## PROBLEM STATEMENT
Restate the material word for word and leave out anything that is a picture.

## DATASET EXCERPTS
::::::::

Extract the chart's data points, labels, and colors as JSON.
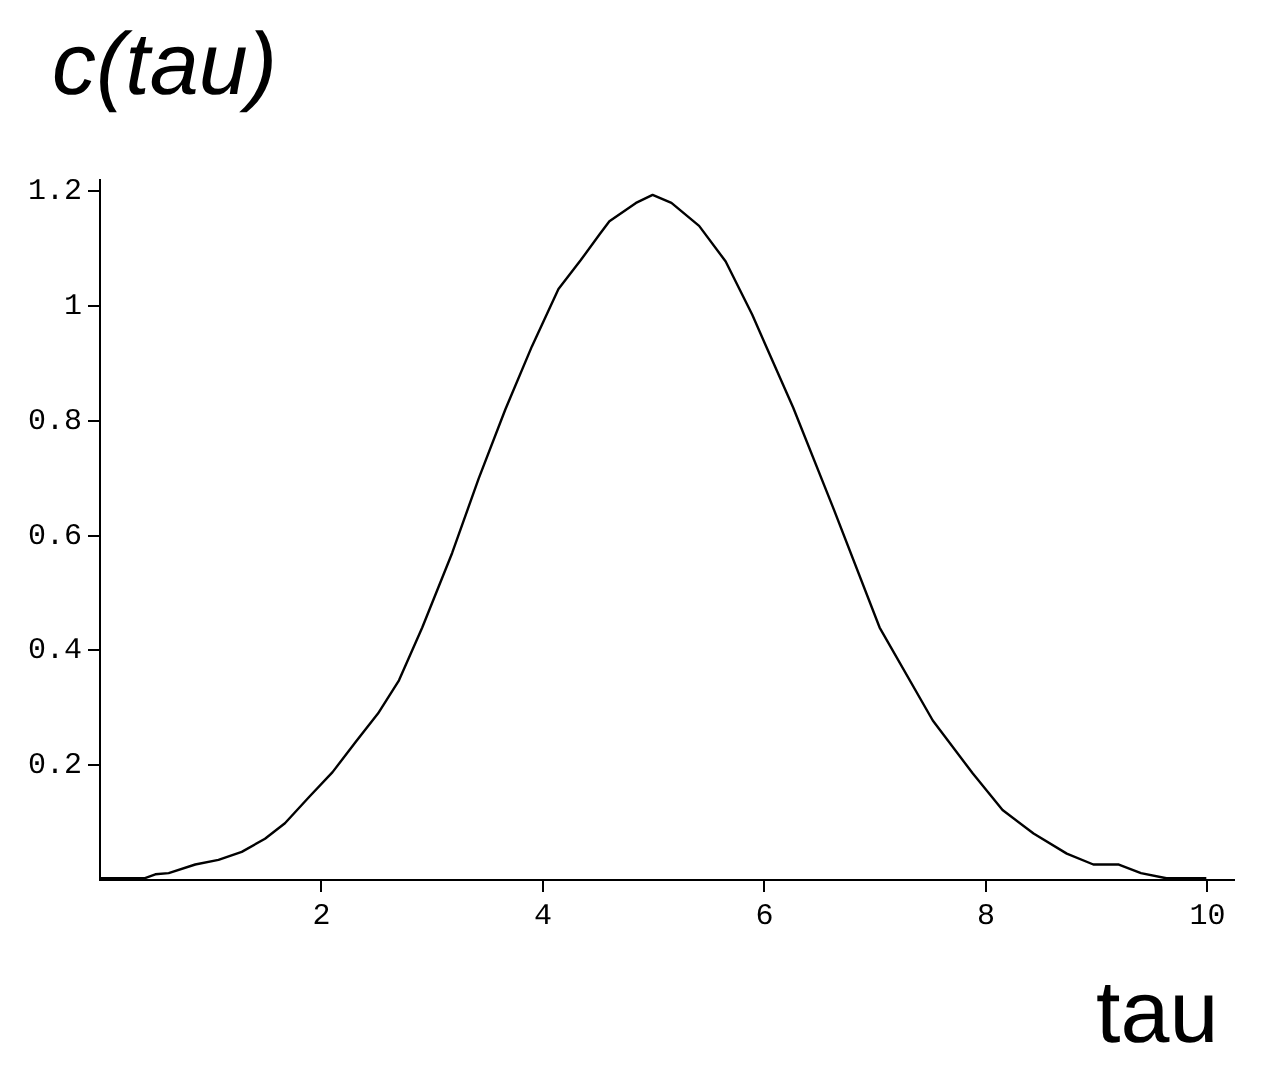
{
  "chart_data": {
    "type": "line",
    "ylabel": "c(tau)",
    "xlabel": "tau",
    "x": [
      0,
      0.4,
      0.5,
      0.62,
      0.86,
      1.07,
      1.28,
      1.49,
      1.67,
      1.89,
      2.1,
      2.31,
      2.51,
      2.7,
      2.91,
      3.18,
      3.42,
      3.66,
      3.9,
      4.14,
      4.34,
      4.51,
      4.6,
      4.84,
      4.99,
      5.16,
      5.41,
      5.65,
      5.89,
      6.26,
      6.62,
      7.04,
      7.52,
      7.88,
      8.15,
      8.43,
      8.73,
      8.97,
      9.2,
      9.4,
      9.63,
      9.99
    ],
    "series": [
      {
        "color": "#000000",
        "values": [
          0.003,
          0.003,
          0.01,
          0.012,
          0.027,
          0.035,
          0.049,
          0.072,
          0.099,
          0.145,
          0.188,
          0.241,
          0.29,
          0.348,
          0.44,
          0.57,
          0.7,
          0.82,
          0.93,
          1.03,
          1.08,
          1.125,
          1.148,
          1.18,
          1.194,
          1.18,
          1.14,
          1.078,
          0.985,
          0.823,
          0.649,
          0.44,
          0.278,
          0.186,
          0.122,
          0.081,
          0.046,
          0.027,
          0.027,
          0.012,
          0.003,
          0.003
        ]
      }
    ],
    "xlim": [
      0,
      10.24
    ],
    "ylim": [
      0,
      1.22
    ],
    "xticks": [
      2,
      4,
      6,
      8,
      10
    ],
    "yticks": [
      0.2,
      0.4,
      0.6,
      0.8,
      {
        "value": 1,
        "label": "1"
      },
      1.2
    ],
    "grid": false,
    "legend": false,
    "marker": "none",
    "line_style": "solid"
  }
}
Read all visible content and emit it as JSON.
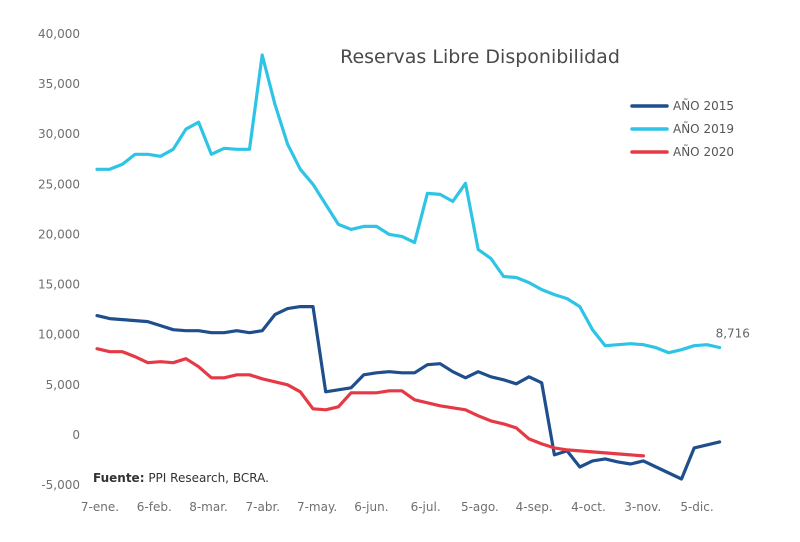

::::::::

## SOLUTION
Extract the chart's data points, labels, and colors as JSON.
{
  "chart_data": {
    "type": "line",
    "ylabel": "c(tau)",
    "xlabel": "tau",
    "x": [
      0,
      0.4,
      0.5,
      0.62,
      0.86,
      1.07,
      1.28,
      1.49,
      1.67,
      1.89,
      2.1,
      2.31,
      2.51,
      2.7,
      2.91,
      3.18,
      3.42,
      3.66,
      3.9,
      4.14,
      4.34,
      4.51,
      4.6,
      4.84,
      4.99,
      5.16,
      5.41,
      5.65,
      5.89,
      6.26,
      6.62,
      7.04,
      7.52,
      7.88,
      8.15,
      8.43,
      8.73,
      8.97,
      9.2,
      9.4,
      9.63,
      9.99
    ],
    "series": [
      {
        "color": "#000000",
        "values": [
          0.003,
          0.003,
          0.01,
          0.012,
          0.027,
          0.035,
          0.049,
          0.072,
          0.099,
          0.145,
          0.188,
          0.241,
          0.29,
          0.348,
          0.44,
          0.57,
          0.7,
          0.82,
          0.93,
          1.03,
          1.08,
          1.125,
          1.148,
          1.18,
          1.194,
          1.18,
          1.14,
          1.078,
          0.985,
          0.823,
          0.649,
          0.44,
          0.278,
          0.186,
          0.122,
          0.081,
          0.046,
          0.027,
          0.027,
          0.012,
          0.003,
          0.003
        ]
      }
    ],
    "xlim": [
      0,
      10.24
    ],
    "ylim": [
      0,
      1.22
    ],
    "xticks": [
      2,
      4,
      6,
      8,
      10
    ],
    "yticks": [
      0.2,
      0.4,
      0.6,
      0.8,
      {
        "value": 1,
        "label": "1"
      },
      1.2
    ],
    "grid": false,
    "legend": false,
    "marker": "none",
    "line_style": "solid"
  }
}
Read all visible content and emit it as JSON.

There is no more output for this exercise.